Stored dataset items
--

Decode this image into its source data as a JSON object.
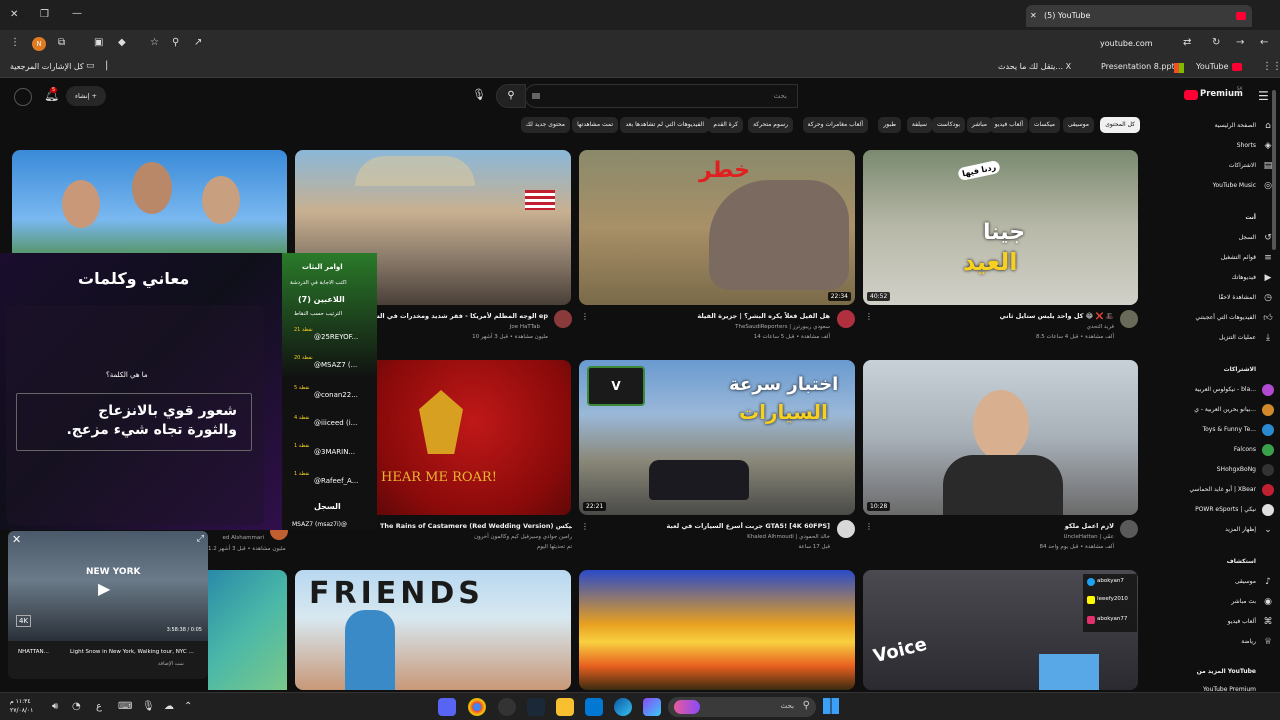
{
  "browser": {
    "tab_title": "(5) YouTube",
    "url": "youtube.com",
    "bookmarks": [
      {
        "label": "كل الإشارات المرجعية"
      },
      {
        "label": "يتقل لك ما يحدث... X"
      },
      {
        "label": "Presentation 8.pptx"
      },
      {
        "label": "YouTube"
      }
    ]
  },
  "youtube": {
    "logo_text": "Premium",
    "logo_badge": "SA",
    "create_label": "إنشاء",
    "notif_count": "5",
    "search_placeholder": "بحث",
    "chips": [
      "كل المحتوى",
      "موسيقى",
      "ميكسات",
      "ألعاب فيديو",
      "مباشر",
      "بودكاست",
      "سيلفة",
      "طبور",
      "ألعاب مغامرات وحركة",
      "رسوم متحركة",
      "كرة القدم",
      "الفيديوهات التي لم تشاهدها بعد",
      "تمت مشاهدتها",
      "محتوى جديد لك"
    ],
    "sidebar": {
      "main": [
        "الصفحة الرئيسية",
        "Shorts",
        "الاشتراكات",
        "YouTube Music"
      ],
      "you_header": "أنت",
      "you": [
        "السجل",
        "قوائم التشغيل",
        "فيديوهاتك",
        "المشاهدة لاحقًا",
        "الفيديوهات التي أعجبتني",
        "عمليات التنزيل"
      ],
      "subs_header": "الاشتراكات",
      "subs": [
        "نيكولوس العربية - bla...",
        "بيانو بحرين العربية - ي...",
        "Toys & Funny Te...",
        "Falcons",
        "SHohgxBoNg",
        "أبو غايد الحماسي | XBear",
        "POWR eSports | نيكي",
        "إظهار المزيد"
      ],
      "explore_header": "استكشاف",
      "explore": [
        "موسيقى",
        "بث مباشر",
        "ألعاب فيديو",
        "رياضة"
      ],
      "more_header": "المزيد من YouTube",
      "more": [
        "YouTube Premium"
      ]
    },
    "videos_row1": [
      {
        "title": "",
        "channel": "",
        "meta": "",
        "duration": ""
      },
      {
        "title": "الوجه المظلم لأمريكا - فقر شديد ومخدرات في الشارع ep",
        "channel": "Joe HaTTab",
        "meta": "10 مليون مشاهدة • قبل 3 أشهر",
        "duration": ""
      },
      {
        "title": "هل الفيل فعلاً يكره البشر؟ | جزيرة الفيلة",
        "channel": "TheSaudiReporters | سعودي ريبورترز",
        "meta": "14 ألف مشاهدة • قبل 5 ساعات",
        "duration": "22:34"
      },
      {
        "title": "كل واحد يلبس ستايل ثاني 😂 ❌ 🎩",
        "channel": "فريد التحدي",
        "meta": "8.5 ألف مشاهدة • قبل 4 ساعات",
        "duration": "40:52"
      }
    ],
    "videos_row2": [
      {
        "title": "",
        "channel": "ed Alshammari",
        "meta": "1.2 مليون مشاهدة • قبل 3 أشهر",
        "duration": ""
      },
      {
        "title": "The Rains of Castamere (Red Wedding Version) ميكس",
        "channel": "رامين جوادي وسيرفيل كيم وكالمون أخرون",
        "meta": "تم تحديثها اليوم",
        "duration": ""
      },
      {
        "title": "جربت أسرع السيارات في لعبة GTA5! [4K 60FPS]",
        "channel": "Khaled Alhmoudi | خالد الحمودي",
        "meta": "قبل 17 ساعة",
        "duration": "22:21"
      },
      {
        "title": "لازم اعمل ملكو",
        "channel": "UncleHattan | عمّي",
        "meta": "84 ألف مشاهدة • قبل يوم واحد",
        "duration": "10:28"
      }
    ],
    "thumb_texts": {
      "t3": "خطر",
      "t4a": "جينا",
      "t4b": "العيد",
      "t4c": "ردنا فيها",
      "t6": "HEAR ME ROAR!",
      "t7a": "اختبار سرعة",
      "t7b": "السيارات",
      "t10": "FRIENDS",
      "t12": "Voice"
    },
    "social": [
      "abokyan7",
      "Ieeefy2010",
      "abokyan77"
    ]
  },
  "overlay": {
    "title": "معاني وكلمات",
    "question": "ما هي الكلمة؟",
    "answer_line1": "شعور قوي بالانزعاج",
    "answer_line2": "والثورة تجاه شيء مزعج.",
    "cmd_header": "اوامر البثات",
    "cmd_sub": "اكتب الاجابة في الدردشة",
    "players_header": "اللاعبين (7)",
    "sort_label": "الترتيب حسب النقاط",
    "players": [
      {
        "name": "@25REYOF...",
        "points": "21 نقطة"
      },
      {
        "name": "@MSAZ7 (...",
        "points": "20 نقطة"
      },
      {
        "name": "@conan22...",
        "points": "5 نقطة"
      },
      {
        "name": "@iiiceed (i...",
        "points": "4 نقطة"
      },
      {
        "name": "@3MARIN...",
        "points": "1 نقطة"
      },
      {
        "name": "@Rafeef_A...",
        "points": "1 نقطة"
      }
    ],
    "log_header": "السجل",
    "log_entry": "MSAZ7 (msaz7i)@"
  },
  "miniplayer": {
    "title": "Light Snow in New York, Walking tour, NYC ...",
    "channel": "NHATTAN...",
    "time": "3:58:38 / 0:05",
    "quality": "4K",
    "city": "NEW YORK",
    "added": "تمت الإضافة"
  },
  "taskbar": {
    "search_placeholder": "بحث",
    "clock_time": "١١:٣٤ م",
    "clock_date": "٢٧/٠٨/٠١",
    "lang": "ع"
  }
}
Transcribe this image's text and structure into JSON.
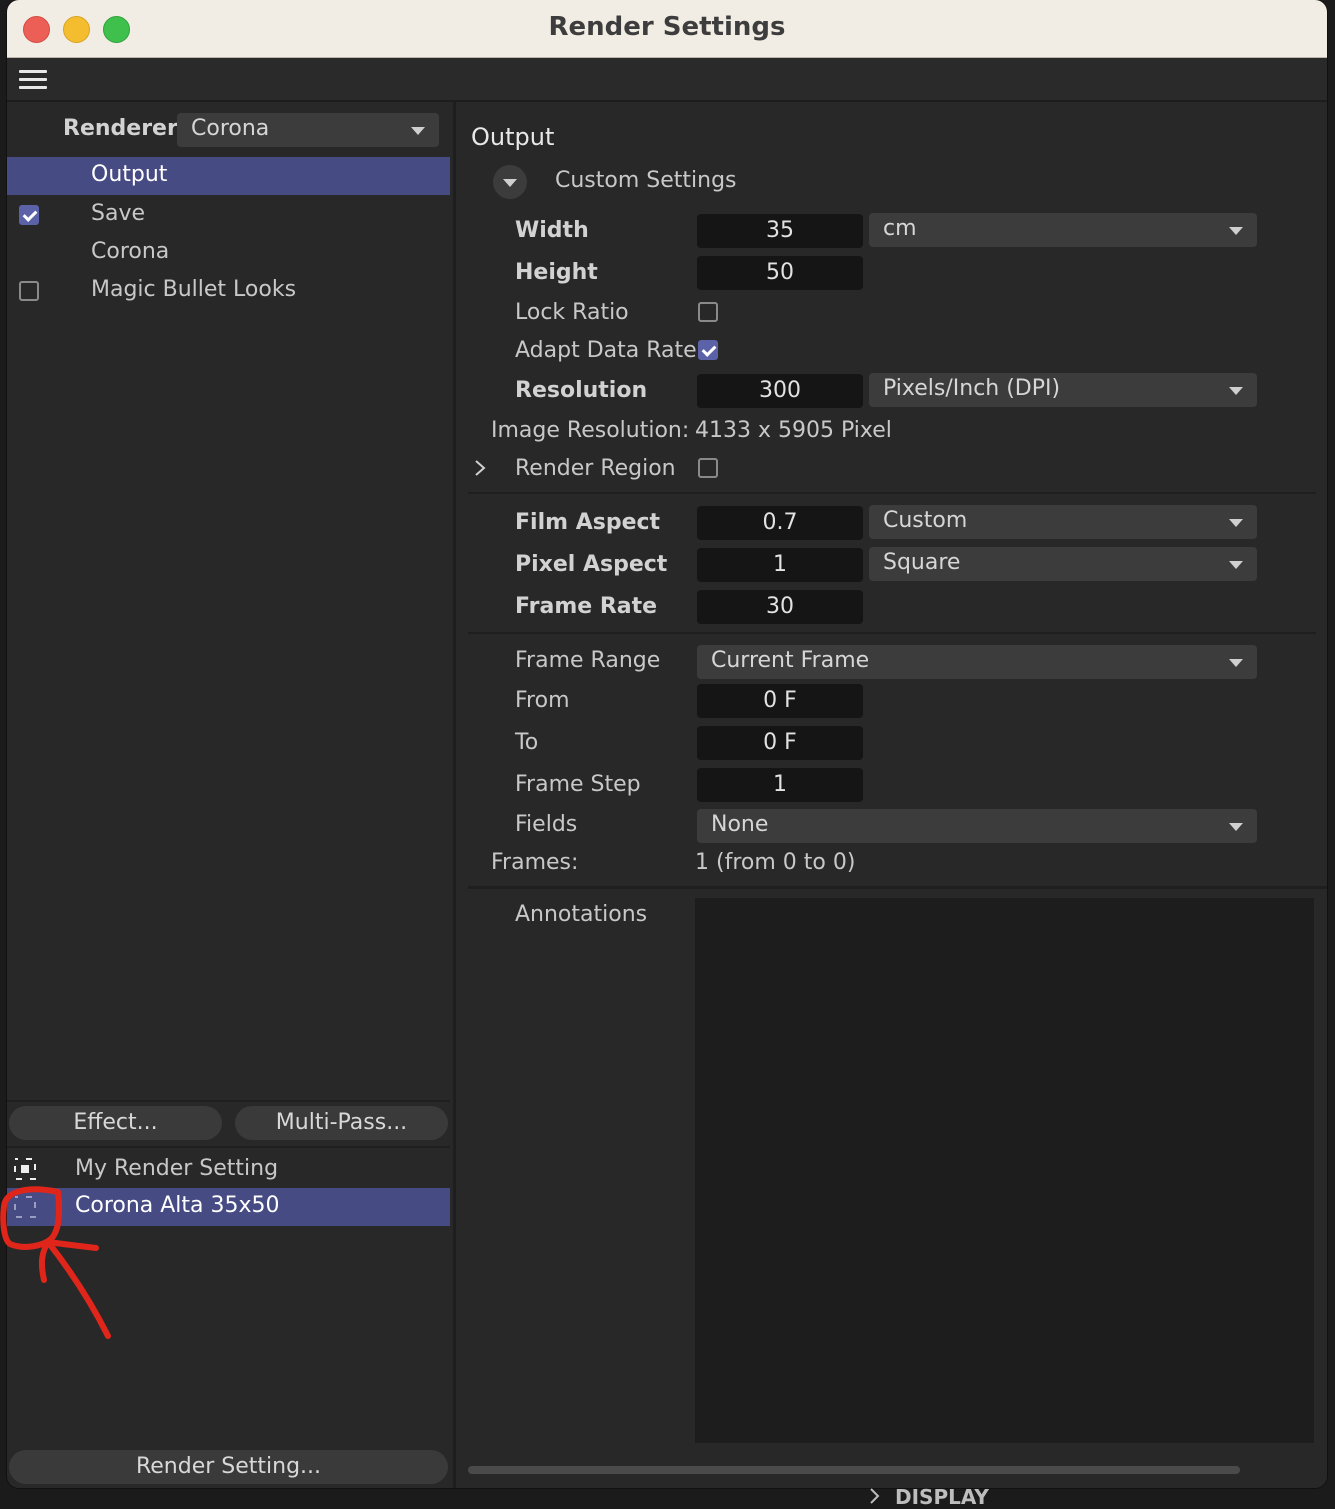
{
  "window": {
    "title": "Render Settings"
  },
  "renderer": {
    "label": "Renderer",
    "value": "Corona"
  },
  "sidebar": {
    "items": [
      {
        "label": "Output",
        "checkbox": "none",
        "selected": true
      },
      {
        "label": "Save",
        "checkbox": "checked",
        "selected": false
      },
      {
        "label": "Corona",
        "checkbox": "none",
        "selected": false
      },
      {
        "label": "Magic Bullet Looks",
        "checkbox": "unchecked",
        "selected": false
      }
    ],
    "effect_button": "Effect...",
    "multipass_button": "Multi-Pass...",
    "render_settings": [
      {
        "label": "My Render Setting",
        "selected": false
      },
      {
        "label": "Corona Alta 35x50",
        "selected": true
      }
    ],
    "render_setting_button": "Render Setting..."
  },
  "output": {
    "heading": "Output",
    "preset": "Custom Settings",
    "width": {
      "label": "Width",
      "value": "35",
      "unit": "cm"
    },
    "height": {
      "label": "Height",
      "value": "50"
    },
    "lock_ratio": {
      "label": "Lock Ratio",
      "checked": false
    },
    "adapt_data_rate": {
      "label": "Adapt Data Rate",
      "checked": true
    },
    "resolution": {
      "label": "Resolution",
      "value": "300",
      "unit": "Pixels/Inch (DPI)"
    },
    "image_resolution": {
      "label": "Image Resolution:",
      "value": "4133 x 5905 Pixel"
    },
    "render_region": {
      "label": "Render Region",
      "checked": false
    },
    "film_aspect": {
      "label": "Film Aspect",
      "value": "0.7",
      "preset": "Custom"
    },
    "pixel_aspect": {
      "label": "Pixel Aspect",
      "value": "1",
      "preset": "Square"
    },
    "frame_rate": {
      "label": "Frame Rate",
      "value": "30"
    },
    "frame_range": {
      "label": "Frame Range",
      "value": "Current Frame"
    },
    "from": {
      "label": "From",
      "value": "0 F"
    },
    "to": {
      "label": "To",
      "value": "0 F"
    },
    "frame_step": {
      "label": "Frame Step",
      "value": "1"
    },
    "fields": {
      "label": "Fields",
      "value": "None"
    },
    "frames": {
      "label": "Frames:",
      "value": "1 (from 0 to 0)"
    },
    "annotations": {
      "label": "Annotations",
      "value": ""
    }
  },
  "background_panel": {
    "label": "DISPLAY"
  },
  "colors": {
    "selection": "#474b84",
    "checkbox_on": "#5b62a8",
    "annotation_mark": "#e0261b"
  }
}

--

## Short problem
Provide the number of lines in the entries that include "JSON", and no other text.

## Solution to the exercise
2